— START DATASET —

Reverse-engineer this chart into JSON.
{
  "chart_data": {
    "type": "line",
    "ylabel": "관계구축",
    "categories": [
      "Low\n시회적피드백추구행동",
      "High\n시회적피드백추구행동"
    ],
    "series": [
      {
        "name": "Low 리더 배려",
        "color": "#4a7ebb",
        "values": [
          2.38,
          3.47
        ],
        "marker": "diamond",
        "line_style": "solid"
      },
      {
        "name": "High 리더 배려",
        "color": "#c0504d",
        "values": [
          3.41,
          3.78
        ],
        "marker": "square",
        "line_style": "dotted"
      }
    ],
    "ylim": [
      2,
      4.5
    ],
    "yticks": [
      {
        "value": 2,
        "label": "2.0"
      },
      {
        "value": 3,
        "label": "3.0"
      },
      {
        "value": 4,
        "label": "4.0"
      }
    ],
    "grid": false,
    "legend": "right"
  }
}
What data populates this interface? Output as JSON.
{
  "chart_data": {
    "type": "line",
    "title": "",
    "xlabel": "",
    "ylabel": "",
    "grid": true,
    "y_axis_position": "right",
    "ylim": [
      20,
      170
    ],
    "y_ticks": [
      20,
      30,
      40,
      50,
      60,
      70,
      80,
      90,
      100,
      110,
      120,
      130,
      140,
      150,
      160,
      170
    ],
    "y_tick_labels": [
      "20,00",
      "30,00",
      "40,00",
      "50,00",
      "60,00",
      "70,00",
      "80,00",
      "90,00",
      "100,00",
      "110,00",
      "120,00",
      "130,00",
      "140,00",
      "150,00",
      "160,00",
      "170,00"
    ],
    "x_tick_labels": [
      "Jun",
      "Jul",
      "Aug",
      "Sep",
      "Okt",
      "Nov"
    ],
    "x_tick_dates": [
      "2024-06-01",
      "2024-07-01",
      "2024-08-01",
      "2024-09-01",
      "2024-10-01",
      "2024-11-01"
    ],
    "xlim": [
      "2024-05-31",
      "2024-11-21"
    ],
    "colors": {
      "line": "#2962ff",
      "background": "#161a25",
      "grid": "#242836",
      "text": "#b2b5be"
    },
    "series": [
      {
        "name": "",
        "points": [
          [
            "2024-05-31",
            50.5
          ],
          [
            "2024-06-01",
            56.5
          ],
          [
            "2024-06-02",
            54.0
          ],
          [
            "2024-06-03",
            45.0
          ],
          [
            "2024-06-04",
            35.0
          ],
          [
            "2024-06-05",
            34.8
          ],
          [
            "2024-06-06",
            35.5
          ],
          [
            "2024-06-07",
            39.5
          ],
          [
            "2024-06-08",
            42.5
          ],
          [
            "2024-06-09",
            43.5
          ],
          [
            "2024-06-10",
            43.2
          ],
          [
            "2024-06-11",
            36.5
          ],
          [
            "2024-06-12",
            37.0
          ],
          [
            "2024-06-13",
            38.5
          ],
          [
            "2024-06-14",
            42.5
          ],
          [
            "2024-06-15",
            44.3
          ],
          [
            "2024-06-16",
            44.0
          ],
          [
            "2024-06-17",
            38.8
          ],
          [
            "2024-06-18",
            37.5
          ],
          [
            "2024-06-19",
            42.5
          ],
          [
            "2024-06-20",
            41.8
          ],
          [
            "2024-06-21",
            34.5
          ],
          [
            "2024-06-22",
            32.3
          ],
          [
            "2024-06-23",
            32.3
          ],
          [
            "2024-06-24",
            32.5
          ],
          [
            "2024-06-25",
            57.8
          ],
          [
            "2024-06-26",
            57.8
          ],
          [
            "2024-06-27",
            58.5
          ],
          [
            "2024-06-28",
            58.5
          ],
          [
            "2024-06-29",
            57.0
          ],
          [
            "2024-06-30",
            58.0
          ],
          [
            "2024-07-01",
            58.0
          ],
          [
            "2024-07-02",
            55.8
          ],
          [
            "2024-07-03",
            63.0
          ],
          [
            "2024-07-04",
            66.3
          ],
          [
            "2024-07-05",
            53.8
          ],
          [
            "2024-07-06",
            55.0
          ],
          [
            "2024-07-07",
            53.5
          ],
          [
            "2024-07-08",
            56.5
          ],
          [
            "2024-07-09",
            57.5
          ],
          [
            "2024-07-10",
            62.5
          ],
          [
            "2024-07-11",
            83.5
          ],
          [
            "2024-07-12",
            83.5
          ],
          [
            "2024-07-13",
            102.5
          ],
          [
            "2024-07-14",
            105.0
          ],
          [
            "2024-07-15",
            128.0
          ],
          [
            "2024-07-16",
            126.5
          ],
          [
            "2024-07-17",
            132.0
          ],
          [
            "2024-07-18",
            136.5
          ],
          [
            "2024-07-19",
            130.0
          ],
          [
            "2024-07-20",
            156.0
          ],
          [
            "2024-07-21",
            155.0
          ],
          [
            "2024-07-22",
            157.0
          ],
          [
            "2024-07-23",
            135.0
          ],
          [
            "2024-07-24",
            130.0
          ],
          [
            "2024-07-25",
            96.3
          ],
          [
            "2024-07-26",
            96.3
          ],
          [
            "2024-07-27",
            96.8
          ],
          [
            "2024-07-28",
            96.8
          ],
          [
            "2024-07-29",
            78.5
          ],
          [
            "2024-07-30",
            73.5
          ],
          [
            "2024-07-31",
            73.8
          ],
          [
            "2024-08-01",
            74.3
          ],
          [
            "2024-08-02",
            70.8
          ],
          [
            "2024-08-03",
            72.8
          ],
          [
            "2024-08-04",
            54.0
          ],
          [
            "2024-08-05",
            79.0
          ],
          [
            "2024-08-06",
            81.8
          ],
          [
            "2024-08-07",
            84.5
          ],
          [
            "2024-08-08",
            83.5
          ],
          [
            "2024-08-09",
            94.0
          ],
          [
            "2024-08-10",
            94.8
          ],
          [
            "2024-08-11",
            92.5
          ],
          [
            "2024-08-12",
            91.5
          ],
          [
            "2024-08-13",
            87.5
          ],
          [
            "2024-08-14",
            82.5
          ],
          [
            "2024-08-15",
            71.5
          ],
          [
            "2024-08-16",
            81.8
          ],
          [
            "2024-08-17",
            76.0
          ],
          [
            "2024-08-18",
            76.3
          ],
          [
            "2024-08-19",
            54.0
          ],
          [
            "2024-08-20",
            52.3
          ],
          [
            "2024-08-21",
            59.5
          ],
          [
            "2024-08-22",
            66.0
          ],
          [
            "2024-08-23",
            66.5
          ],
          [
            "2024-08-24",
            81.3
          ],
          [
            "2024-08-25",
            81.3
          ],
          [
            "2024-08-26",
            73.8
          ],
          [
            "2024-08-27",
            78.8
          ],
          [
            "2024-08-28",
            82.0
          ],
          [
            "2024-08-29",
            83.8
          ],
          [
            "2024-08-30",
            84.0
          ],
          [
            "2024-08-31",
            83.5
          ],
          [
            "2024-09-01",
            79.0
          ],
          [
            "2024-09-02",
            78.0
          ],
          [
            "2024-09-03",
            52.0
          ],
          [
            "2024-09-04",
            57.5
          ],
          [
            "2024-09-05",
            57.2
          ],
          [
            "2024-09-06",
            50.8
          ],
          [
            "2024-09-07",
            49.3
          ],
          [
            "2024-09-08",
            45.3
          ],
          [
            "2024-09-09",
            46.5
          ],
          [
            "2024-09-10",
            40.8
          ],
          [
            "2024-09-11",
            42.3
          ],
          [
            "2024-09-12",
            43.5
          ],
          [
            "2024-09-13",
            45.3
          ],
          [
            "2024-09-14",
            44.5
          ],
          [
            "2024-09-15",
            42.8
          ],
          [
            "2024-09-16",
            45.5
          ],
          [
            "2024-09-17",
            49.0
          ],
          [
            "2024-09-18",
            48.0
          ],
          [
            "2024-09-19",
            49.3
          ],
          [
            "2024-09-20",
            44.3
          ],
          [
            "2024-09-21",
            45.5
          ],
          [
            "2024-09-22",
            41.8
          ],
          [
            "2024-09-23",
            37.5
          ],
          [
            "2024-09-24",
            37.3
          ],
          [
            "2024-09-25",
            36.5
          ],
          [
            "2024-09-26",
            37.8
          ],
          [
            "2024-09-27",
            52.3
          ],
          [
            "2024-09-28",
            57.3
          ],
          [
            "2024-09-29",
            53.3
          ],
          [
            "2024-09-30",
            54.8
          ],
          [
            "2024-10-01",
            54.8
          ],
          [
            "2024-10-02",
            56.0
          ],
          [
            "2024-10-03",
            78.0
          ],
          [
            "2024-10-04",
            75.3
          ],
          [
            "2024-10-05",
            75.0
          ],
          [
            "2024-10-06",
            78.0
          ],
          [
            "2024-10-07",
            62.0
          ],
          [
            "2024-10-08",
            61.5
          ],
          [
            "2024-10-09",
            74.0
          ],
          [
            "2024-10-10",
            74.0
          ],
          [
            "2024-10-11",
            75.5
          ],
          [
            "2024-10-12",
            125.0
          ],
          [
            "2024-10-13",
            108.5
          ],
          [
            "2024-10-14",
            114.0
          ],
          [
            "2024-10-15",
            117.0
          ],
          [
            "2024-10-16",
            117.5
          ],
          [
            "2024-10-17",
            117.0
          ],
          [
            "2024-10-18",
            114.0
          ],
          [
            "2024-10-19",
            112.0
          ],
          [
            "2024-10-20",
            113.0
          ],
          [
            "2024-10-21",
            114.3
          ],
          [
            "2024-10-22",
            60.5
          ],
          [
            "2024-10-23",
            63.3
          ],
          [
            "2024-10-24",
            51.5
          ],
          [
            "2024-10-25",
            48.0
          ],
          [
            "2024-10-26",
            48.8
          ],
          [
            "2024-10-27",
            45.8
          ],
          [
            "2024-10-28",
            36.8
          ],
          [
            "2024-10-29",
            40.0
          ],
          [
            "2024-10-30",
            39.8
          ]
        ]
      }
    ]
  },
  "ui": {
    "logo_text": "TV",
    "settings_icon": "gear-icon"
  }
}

— END DATASET —

WRITTEN INSTRUCTION
Find every line above that contains the word "JSON", and return each one.

WRITTEN REPLY
Reverse-engineer this chart into JSON.
What data populates this interface? Output as JSON.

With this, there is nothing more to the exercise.